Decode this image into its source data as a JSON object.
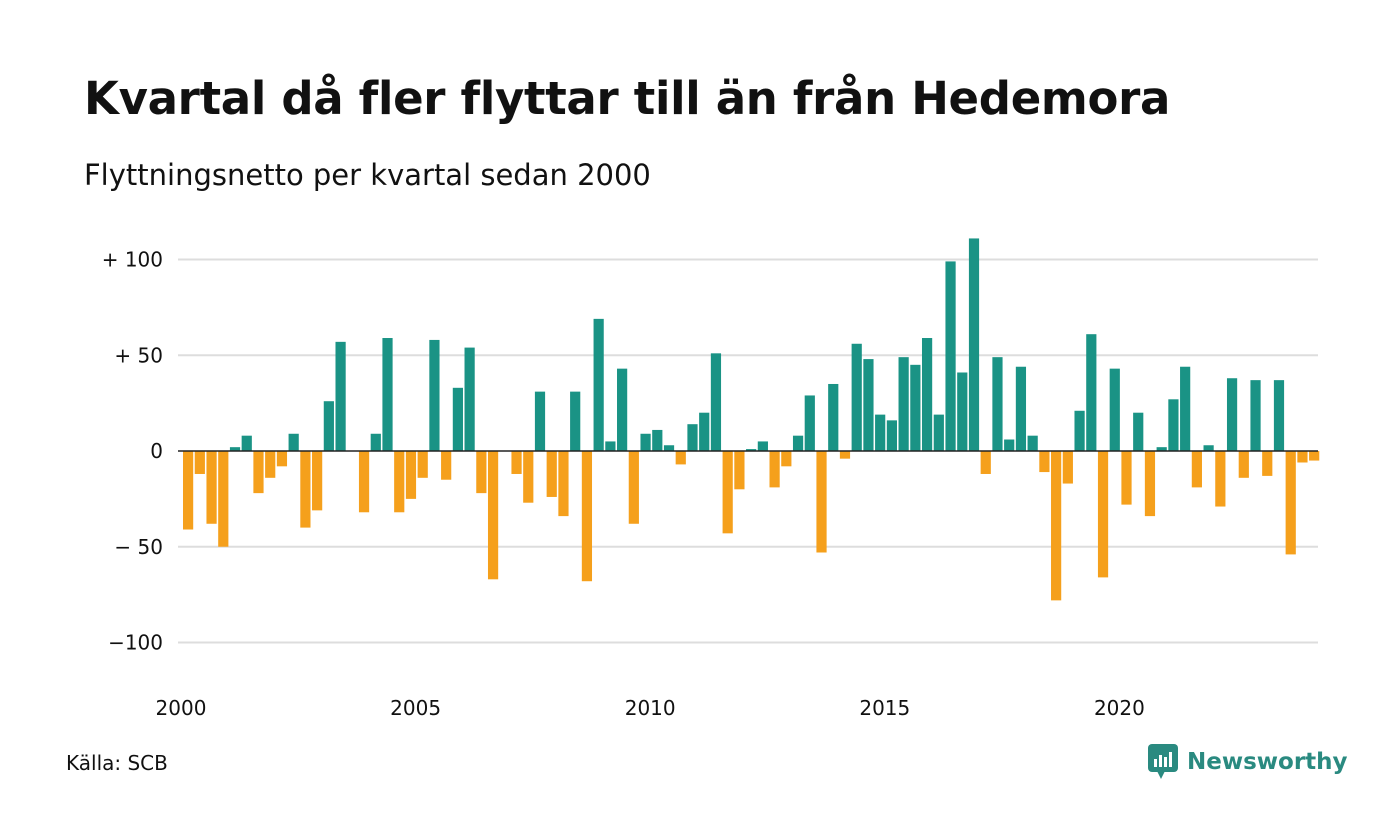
{
  "title": "Kvartal då fler flyttar till än från Hedemora",
  "subtitle": "Flyttningsnetto per kvartal sedan 2000",
  "source": "Källa: SCB",
  "brand": {
    "name": "Newsworthy",
    "icon": "newsworthy-logo-icon"
  },
  "colors": {
    "positive": "#1a9385",
    "negative": "#f5a01c",
    "grid": "#dddddd",
    "zero": "#222222"
  },
  "chart_data": {
    "type": "bar",
    "title": "Kvartal då fler flyttar till än från Hedemora",
    "subtitle": "Flyttningsnetto per kvartal sedan 2000",
    "xlabel": "",
    "ylabel": "",
    "x_ticks": [
      "2000",
      "2005",
      "2010",
      "2015",
      "2020"
    ],
    "y_ticks": [
      {
        "value": 100,
        "label": "+ 100"
      },
      {
        "value": 50,
        "label": "+  50"
      },
      {
        "value": 0,
        "label": "0"
      },
      {
        "value": -50,
        "label": "− 50"
      },
      {
        "value": -100,
        "label": "−100"
      }
    ],
    "ylim": [
      -120,
      115
    ],
    "grid": true,
    "legend": "none",
    "start": "2000 Q1",
    "frequency": "quarterly",
    "values": [
      -41,
      -12,
      -38,
      -50,
      2,
      8,
      -22,
      -14,
      -8,
      9,
      -40,
      -31,
      26,
      57,
      0,
      -32,
      9,
      59,
      -32,
      -25,
      -14,
      58,
      -15,
      33,
      54,
      -22,
      -67,
      0,
      -12,
      -27,
      31,
      -24,
      -34,
      31,
      -68,
      69,
      5,
      43,
      -38,
      9,
      11,
      3,
      -7,
      14,
      20,
      51,
      -43,
      -20,
      1,
      5,
      -19,
      -8,
      8,
      29,
      -53,
      35,
      -4,
      56,
      48,
      19,
      16,
      49,
      45,
      59,
      19,
      99,
      41,
      111,
      -12,
      49,
      6,
      44,
      8,
      -11,
      -78,
      -17,
      21,
      61,
      -66,
      43,
      -28,
      20,
      -34,
      2,
      27,
      44,
      -19,
      3,
      -29,
      38,
      -14,
      37,
      -13,
      37,
      -54,
      -6,
      -5
    ]
  }
}
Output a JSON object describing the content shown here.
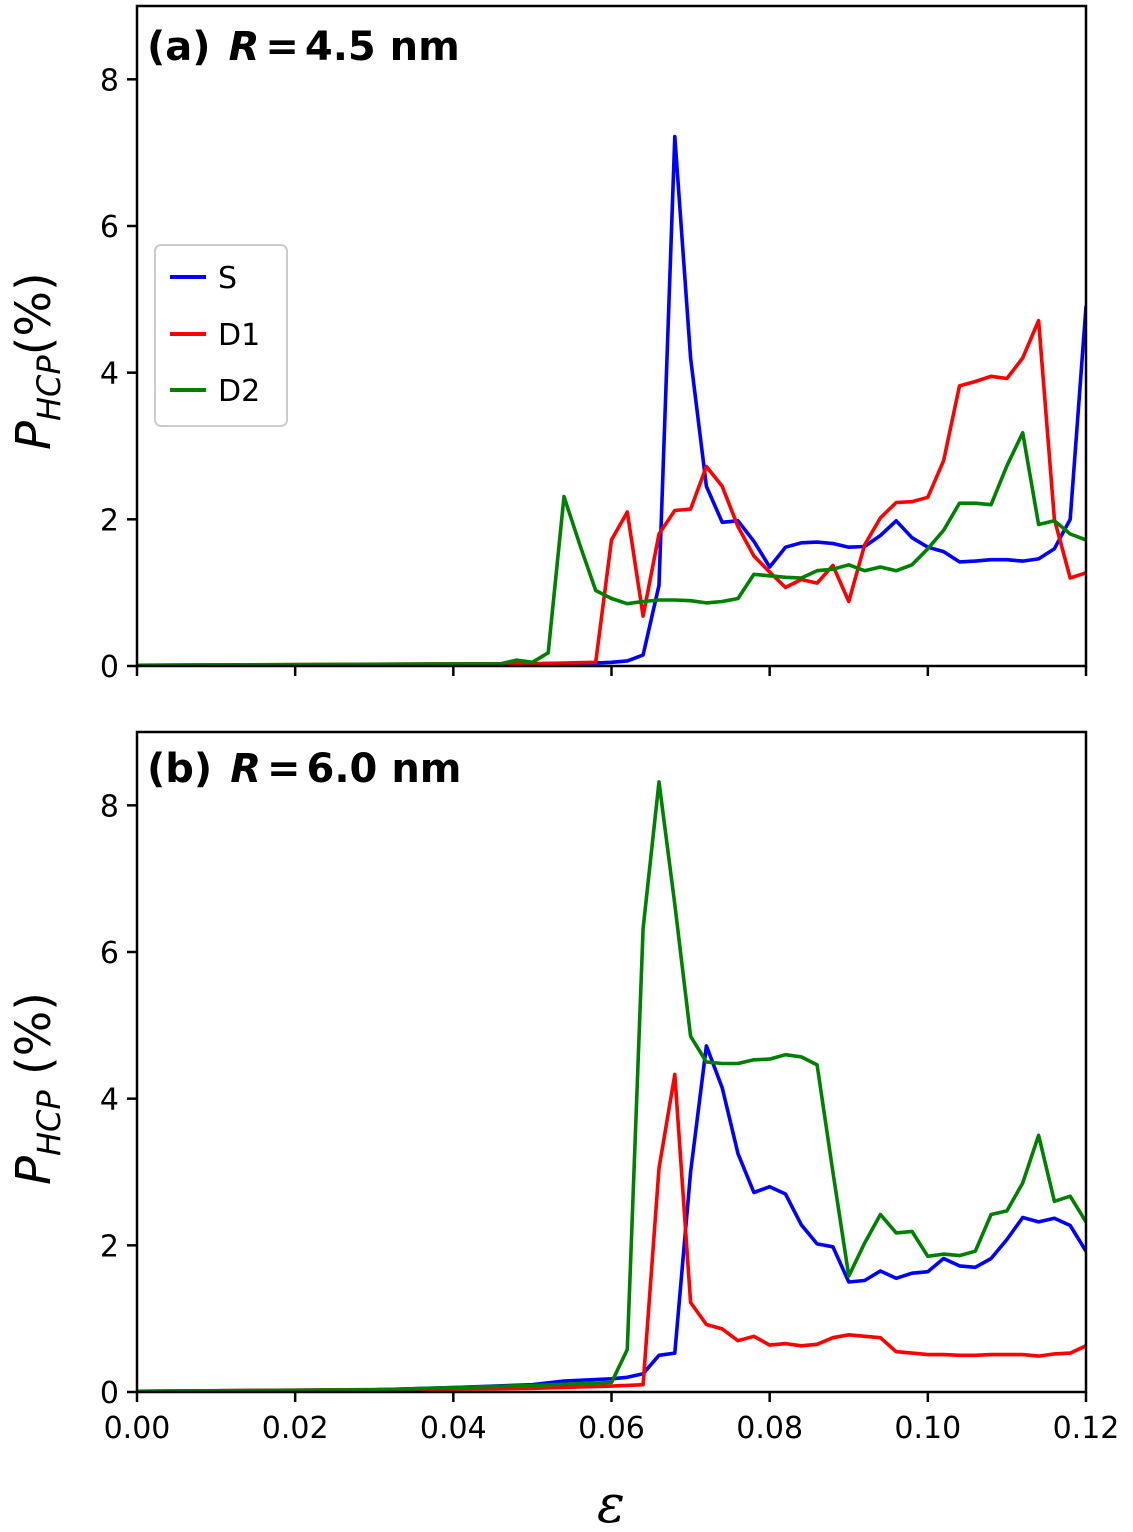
{
  "chart_data": [
    {
      "type": "line",
      "panel_label": "(a)",
      "title_var": "R",
      "title_eq": "=",
      "title_value": "4.5 nm",
      "ylabel": {
        "main": "P",
        "sub": "HCP",
        "unit": "(%)"
      },
      "xlabel": "",
      "xlim": [
        0,
        0.12
      ],
      "ylim": [
        0,
        9
      ],
      "yticks": [
        0,
        2,
        4,
        6,
        8
      ],
      "ytick_labels": [
        "0",
        "2",
        "4",
        "6",
        "8"
      ],
      "legend": {
        "placement": "center-left",
        "entries": [
          "S",
          "D1",
          "D2"
        ]
      },
      "series": [
        {
          "name": "S",
          "color": "#0000ff",
          "x": [
            0.0,
            0.04,
            0.05,
            0.058,
            0.06,
            0.062,
            0.064,
            0.066,
            0.068,
            0.07,
            0.072,
            0.074,
            0.076,
            0.078,
            0.08,
            0.082,
            0.084,
            0.086,
            0.088,
            0.09,
            0.092,
            0.094,
            0.096,
            0.098,
            0.1,
            0.102,
            0.104,
            0.106,
            0.108,
            0.11,
            0.112,
            0.114,
            0.116,
            0.118,
            0.12
          ],
          "y": [
            0.01,
            0.02,
            0.03,
            0.04,
            0.05,
            0.07,
            0.15,
            1.1,
            7.22,
            4.2,
            2.45,
            1.96,
            1.98,
            1.7,
            1.35,
            1.62,
            1.68,
            1.69,
            1.67,
            1.62,
            1.63,
            1.78,
            1.98,
            1.75,
            1.62,
            1.56,
            1.42,
            1.43,
            1.45,
            1.45,
            1.43,
            1.46,
            1.6,
            2.0,
            4.9
          ]
        },
        {
          "name": "D1",
          "color": "#ff0000",
          "x": [
            0.0,
            0.04,
            0.05,
            0.058,
            0.06,
            0.062,
            0.064,
            0.066,
            0.068,
            0.07,
            0.072,
            0.074,
            0.076,
            0.078,
            0.08,
            0.082,
            0.084,
            0.086,
            0.088,
            0.09,
            0.092,
            0.094,
            0.096,
            0.098,
            0.1,
            0.102,
            0.104,
            0.106,
            0.108,
            0.11,
            0.112,
            0.114,
            0.116,
            0.118,
            0.12
          ],
          "y": [
            0.01,
            0.03,
            0.03,
            0.05,
            1.72,
            2.1,
            0.68,
            1.8,
            2.12,
            2.14,
            2.72,
            2.45,
            1.9,
            1.5,
            1.28,
            1.07,
            1.18,
            1.13,
            1.37,
            0.88,
            1.65,
            2.02,
            2.23,
            2.24,
            2.3,
            2.8,
            3.82,
            3.88,
            3.95,
            3.92,
            4.2,
            4.71,
            2.0,
            1.2,
            1.27
          ]
        },
        {
          "name": "D2",
          "color": "#008000",
          "x": [
            0.0,
            0.046,
            0.048,
            0.05,
            0.052,
            0.054,
            0.056,
            0.058,
            0.06,
            0.062,
            0.064,
            0.066,
            0.068,
            0.07,
            0.072,
            0.074,
            0.076,
            0.078,
            0.08,
            0.082,
            0.084,
            0.086,
            0.088,
            0.09,
            0.092,
            0.094,
            0.096,
            0.098,
            0.1,
            0.102,
            0.104,
            0.106,
            0.108,
            0.11,
            0.112,
            0.114,
            0.116,
            0.118,
            0.12
          ],
          "y": [
            0.01,
            0.03,
            0.08,
            0.05,
            0.18,
            2.31,
            1.65,
            1.03,
            0.92,
            0.85,
            0.88,
            0.9,
            0.9,
            0.89,
            0.86,
            0.88,
            0.92,
            1.25,
            1.23,
            1.21,
            1.2,
            1.3,
            1.32,
            1.38,
            1.3,
            1.35,
            1.3,
            1.38,
            1.6,
            1.85,
            2.22,
            2.22,
            2.2,
            2.73,
            3.18,
            1.93,
            1.98,
            1.8,
            1.72
          ]
        }
      ]
    },
    {
      "type": "line",
      "panel_label": "(b)",
      "title_var": "R",
      "title_eq": "=",
      "title_value": "6.0 nm",
      "ylabel": {
        "main": "P",
        "sub": "HCP",
        "unit": " (%)"
      },
      "xlabel": "ε",
      "xlim": [
        0,
        0.12
      ],
      "ylim": [
        0,
        9
      ],
      "yticks": [
        0,
        2,
        4,
        6,
        8
      ],
      "ytick_labels": [
        "0",
        "2",
        "4",
        "6",
        "8"
      ],
      "xticks": [
        0,
        0.02,
        0.04,
        0.06,
        0.08,
        0.1,
        0.12
      ],
      "xtick_labels": [
        "0.00",
        "0.02",
        "0.04",
        "0.06",
        "0.08",
        "0.10",
        "0.12"
      ],
      "series": [
        {
          "name": "S",
          "color": "#0000ff",
          "x": [
            0.0,
            0.03,
            0.04,
            0.05,
            0.054,
            0.058,
            0.06,
            0.062,
            0.064,
            0.066,
            0.068,
            0.07,
            0.072,
            0.074,
            0.076,
            0.078,
            0.08,
            0.082,
            0.084,
            0.086,
            0.088,
            0.09,
            0.092,
            0.094,
            0.096,
            0.098,
            0.1,
            0.102,
            0.104,
            0.106,
            0.108,
            0.11,
            0.112,
            0.114,
            0.116,
            0.118,
            0.12
          ],
          "y": [
            0.01,
            0.03,
            0.06,
            0.1,
            0.15,
            0.17,
            0.18,
            0.2,
            0.25,
            0.5,
            0.53,
            3.0,
            4.72,
            4.15,
            3.25,
            2.72,
            2.8,
            2.7,
            2.28,
            2.02,
            1.98,
            1.5,
            1.52,
            1.65,
            1.55,
            1.62,
            1.64,
            1.82,
            1.72,
            1.7,
            1.82,
            2.08,
            2.38,
            2.32,
            2.37,
            2.27,
            1.92
          ]
        },
        {
          "name": "D1",
          "color": "#ff0000",
          "x": [
            0.0,
            0.04,
            0.05,
            0.06,
            0.064,
            0.066,
            0.068,
            0.07,
            0.072,
            0.074,
            0.076,
            0.078,
            0.08,
            0.082,
            0.084,
            0.086,
            0.088,
            0.09,
            0.092,
            0.094,
            0.096,
            0.098,
            0.1,
            0.102,
            0.104,
            0.106,
            0.108,
            0.11,
            0.112,
            0.114,
            0.116,
            0.118,
            0.12
          ],
          "y": [
            0.01,
            0.04,
            0.05,
            0.08,
            0.1,
            3.05,
            4.33,
            1.22,
            0.92,
            0.86,
            0.7,
            0.76,
            0.64,
            0.66,
            0.63,
            0.65,
            0.74,
            0.78,
            0.76,
            0.74,
            0.55,
            0.53,
            0.51,
            0.51,
            0.5,
            0.5,
            0.51,
            0.51,
            0.51,
            0.49,
            0.52,
            0.53,
            0.63
          ]
        },
        {
          "name": "D2",
          "color": "#008000",
          "x": [
            0.0,
            0.03,
            0.04,
            0.05,
            0.06,
            0.062,
            0.064,
            0.066,
            0.068,
            0.07,
            0.072,
            0.074,
            0.076,
            0.078,
            0.08,
            0.082,
            0.084,
            0.086,
            0.088,
            0.09,
            0.092,
            0.094,
            0.096,
            0.098,
            0.1,
            0.102,
            0.104,
            0.106,
            0.108,
            0.11,
            0.112,
            0.114,
            0.116,
            0.118,
            0.12
          ],
          "y": [
            0.01,
            0.03,
            0.06,
            0.09,
            0.13,
            0.58,
            6.32,
            8.32,
            6.65,
            4.85,
            4.5,
            4.48,
            4.48,
            4.53,
            4.54,
            4.6,
            4.57,
            4.46,
            3.0,
            1.58,
            2.03,
            2.42,
            2.17,
            2.19,
            1.85,
            1.88,
            1.86,
            1.92,
            2.42,
            2.47,
            2.85,
            3.5,
            2.6,
            2.67,
            2.32
          ]
        }
      ]
    }
  ]
}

YOUR OBJECTIVE => Show every line of the listing in which the string "flyttar" can be found.

EXERCISE OUTPUT =>
  "title": "Kvartal då fler flyttar till än från Hedemora",
    "title": "Kvartal då fler flyttar till än från Hedemora",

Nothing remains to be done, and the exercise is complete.